• [STATED PROBLEM] Write out the entries again exactly as they are given.

_ _ _ _ _

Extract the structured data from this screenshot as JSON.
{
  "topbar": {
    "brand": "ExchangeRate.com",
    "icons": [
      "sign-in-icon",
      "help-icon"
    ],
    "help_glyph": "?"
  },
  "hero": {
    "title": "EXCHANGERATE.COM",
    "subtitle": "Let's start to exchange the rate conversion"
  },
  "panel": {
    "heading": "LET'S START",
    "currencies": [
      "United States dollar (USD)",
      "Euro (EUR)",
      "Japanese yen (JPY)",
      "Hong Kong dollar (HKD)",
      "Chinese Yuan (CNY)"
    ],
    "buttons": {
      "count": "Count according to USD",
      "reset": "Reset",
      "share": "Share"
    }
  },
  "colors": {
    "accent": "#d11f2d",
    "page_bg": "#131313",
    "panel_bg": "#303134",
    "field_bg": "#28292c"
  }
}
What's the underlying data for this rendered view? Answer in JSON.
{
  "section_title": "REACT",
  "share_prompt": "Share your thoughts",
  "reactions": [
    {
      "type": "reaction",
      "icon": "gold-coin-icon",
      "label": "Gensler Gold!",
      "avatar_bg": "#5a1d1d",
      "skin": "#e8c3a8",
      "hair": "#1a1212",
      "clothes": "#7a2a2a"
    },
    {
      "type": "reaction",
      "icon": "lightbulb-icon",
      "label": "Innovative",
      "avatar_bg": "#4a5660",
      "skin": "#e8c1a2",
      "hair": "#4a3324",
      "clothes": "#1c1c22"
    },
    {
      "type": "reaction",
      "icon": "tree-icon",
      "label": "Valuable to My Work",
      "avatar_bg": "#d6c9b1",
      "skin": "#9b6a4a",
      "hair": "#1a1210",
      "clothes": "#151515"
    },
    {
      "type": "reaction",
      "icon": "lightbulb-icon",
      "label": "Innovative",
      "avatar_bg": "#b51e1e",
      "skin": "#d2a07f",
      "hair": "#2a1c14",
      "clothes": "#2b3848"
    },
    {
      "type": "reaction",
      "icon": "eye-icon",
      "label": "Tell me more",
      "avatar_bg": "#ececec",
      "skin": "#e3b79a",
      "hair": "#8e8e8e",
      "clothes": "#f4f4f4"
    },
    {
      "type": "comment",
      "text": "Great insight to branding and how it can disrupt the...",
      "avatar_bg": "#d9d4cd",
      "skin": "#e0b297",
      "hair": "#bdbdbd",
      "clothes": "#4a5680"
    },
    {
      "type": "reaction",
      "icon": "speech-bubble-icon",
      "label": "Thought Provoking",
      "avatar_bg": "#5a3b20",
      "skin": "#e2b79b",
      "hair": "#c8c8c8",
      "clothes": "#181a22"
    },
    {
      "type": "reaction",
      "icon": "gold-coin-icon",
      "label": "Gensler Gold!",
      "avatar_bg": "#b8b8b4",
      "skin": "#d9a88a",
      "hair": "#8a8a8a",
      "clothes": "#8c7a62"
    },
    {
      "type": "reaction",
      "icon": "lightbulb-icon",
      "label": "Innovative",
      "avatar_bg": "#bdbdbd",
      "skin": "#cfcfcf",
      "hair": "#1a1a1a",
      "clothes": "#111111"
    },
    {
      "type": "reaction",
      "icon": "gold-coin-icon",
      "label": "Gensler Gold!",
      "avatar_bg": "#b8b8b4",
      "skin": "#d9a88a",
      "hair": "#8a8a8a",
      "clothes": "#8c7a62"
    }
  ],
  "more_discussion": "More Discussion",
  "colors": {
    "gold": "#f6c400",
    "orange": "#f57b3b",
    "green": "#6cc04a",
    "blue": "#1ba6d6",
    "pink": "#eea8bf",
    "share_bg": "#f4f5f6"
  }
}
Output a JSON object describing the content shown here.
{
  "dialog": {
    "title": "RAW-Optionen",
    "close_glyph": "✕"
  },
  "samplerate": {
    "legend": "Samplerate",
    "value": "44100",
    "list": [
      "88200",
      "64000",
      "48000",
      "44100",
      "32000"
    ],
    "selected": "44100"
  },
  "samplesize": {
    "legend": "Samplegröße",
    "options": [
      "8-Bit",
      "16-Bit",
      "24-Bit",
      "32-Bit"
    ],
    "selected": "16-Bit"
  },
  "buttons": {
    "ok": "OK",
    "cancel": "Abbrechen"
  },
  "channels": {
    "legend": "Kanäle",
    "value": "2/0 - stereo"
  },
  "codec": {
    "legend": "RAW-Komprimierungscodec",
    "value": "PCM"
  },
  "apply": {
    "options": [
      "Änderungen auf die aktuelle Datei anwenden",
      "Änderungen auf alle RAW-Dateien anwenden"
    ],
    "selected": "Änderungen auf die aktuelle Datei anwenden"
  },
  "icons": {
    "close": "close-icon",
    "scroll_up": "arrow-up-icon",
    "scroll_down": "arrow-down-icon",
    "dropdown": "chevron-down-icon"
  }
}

_ _ _ _ _

• [RESULT OF THIS EXERCISE]
Extract the structured data from this screenshot as JSON.
{
  "topbar": {
    "brand": "ExchangeRate.com",
    "icons": [
      "sign-in-icon",
      "help-icon"
    ],
    "help_glyph": "?"
  },
  "hero": {
    "title": "EXCHANGERATE.COM",
    "subtitle": "Let's start to exchange the rate conversion"
  },
  "panel": {
    "heading": "LET'S START",
    "currencies": [
      "United States dollar (USD)",
      "Euro (EUR)",
      "Japanese yen (JPY)",
      "Hong Kong dollar (HKD)",
      "Chinese Yuan (CNY)"
    ],
    "buttons": {
      "count": "Count according to USD",
      "reset": "Reset",
      "share": "Share"
    }
  },
  "colors": {
    "accent": "#d11f2d",
    "page_bg": "#131313",
    "panel_bg": "#303134",
    "field_bg": "#28292c"
  }
}
What's the underlying data for this rendered view? Answer in JSON.
{
  "section_title": "REACT",
  "share_prompt": "Share your thoughts",
  "reactions": [
    {
      "type": "reaction",
      "icon": "gold-coin-icon",
      "label": "Gensler Gold!",
      "avatar_bg": "#5a1d1d",
      "skin": "#e8c3a8",
      "hair": "#1a1212",
      "clothes": "#7a2a2a"
    },
    {
      "type": "reaction",
      "icon": "lightbulb-icon",
      "label": "Innovative",
      "avatar_bg": "#4a5660",
      "skin": "#e8c1a2",
      "hair": "#4a3324",
      "clothes": "#1c1c22"
    },
    {
      "type": "reaction",
      "icon": "tree-icon",
      "label": "Valuable to My Work",
      "avatar_bg": "#d6c9b1",
      "skin": "#9b6a4a",
      "hair": "#1a1210",
      "clothes": "#151515"
    },
    {
      "type": "reaction",
      "icon": "lightbulb-icon",
      "label": "Innovative",
      "avatar_bg": "#b51e1e",
      "skin": "#d2a07f",
      "hair": "#2a1c14",
      "clothes": "#2b3848"
    },
    {
      "type": "reaction",
      "icon": "eye-icon",
      "label": "Tell me more",
      "avatar_bg": "#ececec",
      "skin": "#e3b79a",
      "hair": "#8e8e8e",
      "clothes": "#f4f4f4"
    },
    {
      "type": "comment",
      "text": "Great insight to branding and how it can disrupt the...",
      "avatar_bg": "#d9d4cd",
      "skin": "#e0b297",
      "hair": "#bdbdbd",
      "clothes": "#4a5680"
    },
    {
      "type": "reaction",
      "icon": "speech-bubble-icon",
      "label": "Thought Provoking",
      "avatar_bg": "#5a3b20",
      "skin": "#e2b79b",
      "hair": "#c8c8c8",
      "clothes": "#181a22"
    },
    {
      "type": "reaction",
      "icon": "gold-coin-icon",
      "label": "Gensler Gold!",
      "avatar_bg": "#b8b8b4",
      "skin": "#d9a88a",
      "hair": "#8a8a8a",
      "clothes": "#8c7a62"
    },
    {
      "type": "reaction",
      "icon": "lightbulb-icon",
      "label": "Innovative",
      "avatar_bg": "#bdbdbd",
      "skin": "#cfcfcf",
      "hair": "#1a1a1a",
      "clothes": "#111111"
    },
    {
      "type": "reaction",
      "icon": "gold-coin-icon",
      "label": "Gensler Gold!",
      "avatar_bg": "#b8b8b4",
      "skin": "#d9a88a",
      "hair": "#8a8a8a",
      "clothes": "#8c7a62"
    }
  ],
  "more_discussion": "More Discussion",
  "colors": {
    "gold": "#f6c400",
    "orange": "#f57b3b",
    "green": "#6cc04a",
    "blue": "#1ba6d6",
    "pink": "#eea8bf",
    "share_bg": "#f4f5f6"
  }
}
Output a JSON object describing the content shown here.
{
  "dialog": {
    "title": "RAW-Optionen",
    "close_glyph": "✕"
  },
  "samplerate": {
    "legend": "Samplerate",
    "value": "44100",
    "list": [
      "88200",
      "64000",
      "48000",
      "44100",
      "32000"
    ],
    "selected": "44100"
  },
  "samplesize": {
    "legend": "Samplegröße",
    "options": [
      "8-Bit",
      "16-Bit",
      "24-Bit",
      "32-Bit"
    ],
    "selected": "16-Bit"
  },
  "buttons": {
    "ok": "OK",
    "cancel": "Abbrechen"
  },
  "channels": {
    "legend": "Kanäle",
    "value": "2/0 - stereo"
  },
  "codec": {
    "legend": "RAW-Komprimierungscodec",
    "value": "PCM"
  },
  "apply": {
    "options": [
      "Änderungen auf die aktuelle Datei anwenden",
      "Änderungen auf alle RAW-Dateien anwenden"
    ],
    "selected": "Änderungen auf die aktuelle Datei anwenden"
  },
  "icons": {
    "close": "close-icon",
    "scroll_up": "arrow-up-icon",
    "scroll_down": "arrow-down-icon",
    "dropdown": "chevron-down-icon"
  }
}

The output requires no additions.